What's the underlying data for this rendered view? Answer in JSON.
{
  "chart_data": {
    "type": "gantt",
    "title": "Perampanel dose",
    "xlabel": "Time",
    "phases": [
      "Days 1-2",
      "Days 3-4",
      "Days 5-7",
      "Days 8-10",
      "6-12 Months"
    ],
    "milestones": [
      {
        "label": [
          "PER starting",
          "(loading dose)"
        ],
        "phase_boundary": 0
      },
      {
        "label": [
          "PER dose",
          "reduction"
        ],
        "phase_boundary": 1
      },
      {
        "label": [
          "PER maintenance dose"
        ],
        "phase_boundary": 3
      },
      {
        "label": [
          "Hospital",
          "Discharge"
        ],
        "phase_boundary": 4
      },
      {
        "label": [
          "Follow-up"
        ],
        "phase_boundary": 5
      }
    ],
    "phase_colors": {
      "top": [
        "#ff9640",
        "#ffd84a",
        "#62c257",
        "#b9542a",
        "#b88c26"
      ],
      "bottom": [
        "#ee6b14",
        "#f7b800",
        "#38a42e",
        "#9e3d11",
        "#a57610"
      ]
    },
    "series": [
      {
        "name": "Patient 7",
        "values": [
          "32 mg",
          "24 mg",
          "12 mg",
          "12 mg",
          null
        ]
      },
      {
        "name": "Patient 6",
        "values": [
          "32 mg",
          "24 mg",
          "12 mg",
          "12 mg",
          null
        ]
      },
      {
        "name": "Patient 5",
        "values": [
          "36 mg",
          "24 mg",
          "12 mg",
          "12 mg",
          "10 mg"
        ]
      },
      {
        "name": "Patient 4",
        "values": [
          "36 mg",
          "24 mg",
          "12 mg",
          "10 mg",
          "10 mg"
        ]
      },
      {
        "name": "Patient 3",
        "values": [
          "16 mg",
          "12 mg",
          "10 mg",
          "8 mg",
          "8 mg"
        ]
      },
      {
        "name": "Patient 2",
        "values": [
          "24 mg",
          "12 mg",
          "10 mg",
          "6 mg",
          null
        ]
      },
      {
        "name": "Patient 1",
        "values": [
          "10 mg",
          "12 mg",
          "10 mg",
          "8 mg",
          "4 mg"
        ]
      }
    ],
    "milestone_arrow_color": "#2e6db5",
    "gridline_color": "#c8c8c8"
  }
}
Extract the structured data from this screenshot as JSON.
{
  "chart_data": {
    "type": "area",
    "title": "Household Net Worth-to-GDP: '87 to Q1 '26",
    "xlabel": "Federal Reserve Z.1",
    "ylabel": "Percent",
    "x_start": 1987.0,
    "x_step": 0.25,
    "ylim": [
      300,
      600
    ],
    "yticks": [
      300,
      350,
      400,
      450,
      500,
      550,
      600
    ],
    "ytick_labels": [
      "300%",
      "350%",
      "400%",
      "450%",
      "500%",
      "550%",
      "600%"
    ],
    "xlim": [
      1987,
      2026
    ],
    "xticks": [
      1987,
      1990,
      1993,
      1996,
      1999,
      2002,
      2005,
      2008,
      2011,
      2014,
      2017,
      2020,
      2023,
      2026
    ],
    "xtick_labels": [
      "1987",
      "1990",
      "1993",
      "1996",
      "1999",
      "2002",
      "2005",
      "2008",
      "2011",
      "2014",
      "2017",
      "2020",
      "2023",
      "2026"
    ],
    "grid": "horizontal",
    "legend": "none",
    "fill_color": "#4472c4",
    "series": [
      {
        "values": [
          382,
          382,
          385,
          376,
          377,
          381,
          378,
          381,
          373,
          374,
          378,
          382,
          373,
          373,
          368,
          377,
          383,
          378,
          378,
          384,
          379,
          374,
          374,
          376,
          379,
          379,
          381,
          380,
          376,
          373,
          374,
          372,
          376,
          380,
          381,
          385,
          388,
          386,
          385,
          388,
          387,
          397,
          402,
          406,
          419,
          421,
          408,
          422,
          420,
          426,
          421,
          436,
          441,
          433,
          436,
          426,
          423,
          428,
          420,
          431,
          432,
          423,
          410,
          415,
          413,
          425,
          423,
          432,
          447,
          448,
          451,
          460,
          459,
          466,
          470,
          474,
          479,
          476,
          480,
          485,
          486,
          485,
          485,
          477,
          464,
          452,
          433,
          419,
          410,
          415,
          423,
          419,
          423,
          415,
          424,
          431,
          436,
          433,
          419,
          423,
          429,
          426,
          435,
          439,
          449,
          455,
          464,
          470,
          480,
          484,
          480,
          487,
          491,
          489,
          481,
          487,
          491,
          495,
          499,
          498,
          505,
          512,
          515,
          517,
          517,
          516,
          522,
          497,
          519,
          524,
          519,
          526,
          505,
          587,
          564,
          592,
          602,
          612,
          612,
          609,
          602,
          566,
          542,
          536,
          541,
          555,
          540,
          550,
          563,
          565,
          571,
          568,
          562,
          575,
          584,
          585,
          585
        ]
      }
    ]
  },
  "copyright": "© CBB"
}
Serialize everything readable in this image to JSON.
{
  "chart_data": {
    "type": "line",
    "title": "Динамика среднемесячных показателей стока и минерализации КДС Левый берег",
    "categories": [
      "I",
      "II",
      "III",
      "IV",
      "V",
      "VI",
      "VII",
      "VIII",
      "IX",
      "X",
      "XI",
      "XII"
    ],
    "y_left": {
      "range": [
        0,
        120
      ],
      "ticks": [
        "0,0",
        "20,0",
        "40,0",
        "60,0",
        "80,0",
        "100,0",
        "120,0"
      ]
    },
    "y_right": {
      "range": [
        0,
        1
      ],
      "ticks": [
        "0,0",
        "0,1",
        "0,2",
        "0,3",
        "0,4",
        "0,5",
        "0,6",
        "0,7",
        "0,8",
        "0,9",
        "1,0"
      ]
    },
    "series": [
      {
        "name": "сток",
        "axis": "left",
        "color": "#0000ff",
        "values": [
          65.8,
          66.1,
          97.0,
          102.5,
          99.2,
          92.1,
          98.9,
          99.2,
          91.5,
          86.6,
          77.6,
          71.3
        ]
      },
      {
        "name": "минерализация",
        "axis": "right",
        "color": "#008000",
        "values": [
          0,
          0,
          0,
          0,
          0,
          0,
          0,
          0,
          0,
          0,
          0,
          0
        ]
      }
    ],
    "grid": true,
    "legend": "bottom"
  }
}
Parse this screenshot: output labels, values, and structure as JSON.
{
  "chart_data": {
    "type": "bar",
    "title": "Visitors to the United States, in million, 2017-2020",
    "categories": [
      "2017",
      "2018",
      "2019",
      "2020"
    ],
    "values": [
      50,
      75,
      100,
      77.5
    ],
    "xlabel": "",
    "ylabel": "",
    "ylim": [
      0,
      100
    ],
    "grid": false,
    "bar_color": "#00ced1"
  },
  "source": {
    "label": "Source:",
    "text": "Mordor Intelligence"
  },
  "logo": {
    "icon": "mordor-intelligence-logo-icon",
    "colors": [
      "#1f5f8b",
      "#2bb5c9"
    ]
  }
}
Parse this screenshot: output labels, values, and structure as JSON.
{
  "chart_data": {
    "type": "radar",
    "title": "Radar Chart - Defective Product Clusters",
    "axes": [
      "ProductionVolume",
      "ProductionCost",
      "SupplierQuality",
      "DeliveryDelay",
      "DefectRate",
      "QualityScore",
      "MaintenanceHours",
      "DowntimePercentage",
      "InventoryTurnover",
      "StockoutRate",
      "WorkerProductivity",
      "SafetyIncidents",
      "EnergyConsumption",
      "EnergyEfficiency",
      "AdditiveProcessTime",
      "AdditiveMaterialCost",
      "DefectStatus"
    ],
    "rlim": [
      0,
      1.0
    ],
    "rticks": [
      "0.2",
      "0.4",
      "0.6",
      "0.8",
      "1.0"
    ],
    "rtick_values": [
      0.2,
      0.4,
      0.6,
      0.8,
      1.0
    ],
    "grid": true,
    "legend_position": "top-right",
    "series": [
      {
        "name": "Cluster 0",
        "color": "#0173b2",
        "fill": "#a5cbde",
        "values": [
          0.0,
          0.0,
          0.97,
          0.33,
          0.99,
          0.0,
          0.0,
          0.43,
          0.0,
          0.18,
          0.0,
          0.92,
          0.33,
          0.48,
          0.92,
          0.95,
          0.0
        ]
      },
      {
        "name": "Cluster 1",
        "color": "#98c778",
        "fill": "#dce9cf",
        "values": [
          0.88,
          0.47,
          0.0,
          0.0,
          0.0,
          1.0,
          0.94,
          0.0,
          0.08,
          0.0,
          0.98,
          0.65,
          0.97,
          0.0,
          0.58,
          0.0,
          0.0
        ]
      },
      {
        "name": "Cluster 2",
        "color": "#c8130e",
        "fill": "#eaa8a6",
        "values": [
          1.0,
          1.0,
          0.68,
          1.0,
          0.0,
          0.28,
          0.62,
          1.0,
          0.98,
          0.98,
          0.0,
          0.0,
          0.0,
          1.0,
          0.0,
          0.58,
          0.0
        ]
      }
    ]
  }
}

━━━━━━

● **The problem**: Only lines with the word "logo" are wanted, so copy each one from the records.

● **Completed exercise**:
  "logo": {
    "icon": "mordor-intelligence-logo-icon",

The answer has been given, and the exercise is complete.